### What to produce
No record may be omitted; give all of them again exactly.

Extracted records:
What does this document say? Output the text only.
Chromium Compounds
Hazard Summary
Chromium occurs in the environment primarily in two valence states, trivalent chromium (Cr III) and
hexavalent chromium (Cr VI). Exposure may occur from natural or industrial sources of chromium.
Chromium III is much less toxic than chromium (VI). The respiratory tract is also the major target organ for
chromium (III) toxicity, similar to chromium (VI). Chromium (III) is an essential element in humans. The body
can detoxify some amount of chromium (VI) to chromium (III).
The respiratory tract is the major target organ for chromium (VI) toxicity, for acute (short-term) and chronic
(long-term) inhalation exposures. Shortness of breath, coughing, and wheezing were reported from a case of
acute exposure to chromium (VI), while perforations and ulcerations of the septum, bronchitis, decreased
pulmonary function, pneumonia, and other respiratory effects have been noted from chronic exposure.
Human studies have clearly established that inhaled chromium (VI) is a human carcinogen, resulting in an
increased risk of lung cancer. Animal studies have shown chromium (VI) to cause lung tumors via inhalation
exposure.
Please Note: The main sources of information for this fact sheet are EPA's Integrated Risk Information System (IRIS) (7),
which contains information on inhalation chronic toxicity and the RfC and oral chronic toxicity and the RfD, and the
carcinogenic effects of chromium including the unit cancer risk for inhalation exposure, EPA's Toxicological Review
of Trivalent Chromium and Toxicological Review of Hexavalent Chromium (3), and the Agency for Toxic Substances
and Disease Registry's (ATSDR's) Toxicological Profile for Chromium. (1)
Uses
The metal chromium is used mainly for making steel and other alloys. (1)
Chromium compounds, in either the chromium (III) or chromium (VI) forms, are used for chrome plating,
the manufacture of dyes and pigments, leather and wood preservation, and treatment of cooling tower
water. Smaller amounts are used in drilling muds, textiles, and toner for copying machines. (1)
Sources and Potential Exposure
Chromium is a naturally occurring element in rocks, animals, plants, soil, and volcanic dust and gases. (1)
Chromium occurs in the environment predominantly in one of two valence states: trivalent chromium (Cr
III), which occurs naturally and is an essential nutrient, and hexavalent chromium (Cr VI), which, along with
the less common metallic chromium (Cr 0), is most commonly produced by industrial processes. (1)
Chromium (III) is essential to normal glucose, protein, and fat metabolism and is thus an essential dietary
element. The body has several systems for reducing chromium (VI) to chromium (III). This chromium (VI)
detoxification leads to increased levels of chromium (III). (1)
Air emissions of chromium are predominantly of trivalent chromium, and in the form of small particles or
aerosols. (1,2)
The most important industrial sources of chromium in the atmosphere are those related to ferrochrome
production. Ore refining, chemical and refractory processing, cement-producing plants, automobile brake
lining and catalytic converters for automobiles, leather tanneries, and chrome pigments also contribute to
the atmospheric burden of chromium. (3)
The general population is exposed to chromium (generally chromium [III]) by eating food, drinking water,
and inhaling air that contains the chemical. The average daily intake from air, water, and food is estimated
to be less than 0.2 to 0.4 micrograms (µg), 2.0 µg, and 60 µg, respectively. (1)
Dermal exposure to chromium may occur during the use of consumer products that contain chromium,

### Solution to the exercise
What does this document say? Output the text only.
Chromium Compounds
Hazard Summary
Chromium occurs in the environment primarily in two valence states, trivalent chromium (Cr III) and
hexavalent chromium (Cr VI). Exposure may occur from natural or industrial sources of chromium.
Chromium III is much less toxic than chromium (VI). The respiratory tract is also the major target organ for
chromium (III) toxicity, similar to chromium (VI). Chromium (III) is an essential element in humans. The body
can detoxify some amount of chromium (VI) to chromium (III).
The respiratory tract is the major target organ for chromium (VI) toxicity, for acute (short-term) and chronic
(long-term) inhalation exposures. Shortness of breath, coughing, and wheezing were reported from a case of
acute exposure to chromium (VI), while perforations and ulcerations of the septum, bronchitis, decreased
pulmonary function, pneumonia, and other respiratory effects have been noted from chronic exposure.
Human studies have clearly established that inhaled chromium (VI) is a human carcinogen, resulting in an
increased risk of lung cancer. Animal studies have shown chromium (VI) to cause lung tumors via inhalation
exposure.
Please Note: The main sources of information for this fact sheet are EPA's Integrated Risk Information System (IRIS) (7),
which contains information on inhalation chronic toxicity and the RfC and oral chronic toxicity and the RfD, and the
carcinogenic effects of chromium including the unit cancer risk for inhalation exposure, EPA's Toxicological Review
of Trivalent Chromium and Toxicological Review of Hexavalent Chromium (3), and the Agency for Toxic Substances
and Disease Registry's (ATSDR's) Toxicological Profile for Chromium. (1)
Uses
The metal chromium is used mainly for making steel and other alloys. (1)
Chromium compounds, in either the chromium (III) or chromium (VI) forms, are used for chrome plating,
the manufacture of dyes and pigments, leather and wood preservation, and treatment of cooling tower
water. Smaller amounts are used in drilling muds, textiles, and toner for copying machines. (1)
Sources and Potential Exposure
Chromium is a naturally occurring element in rocks, animals, plants, soil, and volcanic dust and gases. (1)
Chromium occurs in the environment predominantly in one of two valence states: trivalent chromium (Cr
III), which occurs naturally and is an essential nutrient, and hexavalent chromium (Cr VI), which, along with
the less common metallic chromium (Cr 0), is most commonly produced by industrial processes. (1)
Chromium (III) is essential to normal glucose, protein, and fat metabolism and is thus an essential dietary
element. The body has several systems for reducing chromium (VI) to chromium (III). This chromium (VI)
detoxification leads to increased levels of chromium (III). (1)
Air emissions of chromium are predominantly of trivalent chromium, and in the form of small particles or
aerosols. (1,2)
The most important industrial sources of chromium in the atmosphere are those related to ferrochrome
production. Ore refining, chemical and refractory processing, cement-producing plants, automobile brake
lining and catalytic converters for automobiles, leather tanneries, and chrome pigments also contribute to
the atmospheric burden of chromium. (3)
The general population is exposed to chromium (generally chromium [III]) by eating food, drinking water,
and inhaling air that contains the chemical. The average daily intake from air, water, and food is estimated
to be less than 0.2 to 0.4 micrograms (µg), 2.0 µg, and 60 µg, respectively. (1)
Dermal exposure to chromium may occur during the use of consumer products that contain chromium,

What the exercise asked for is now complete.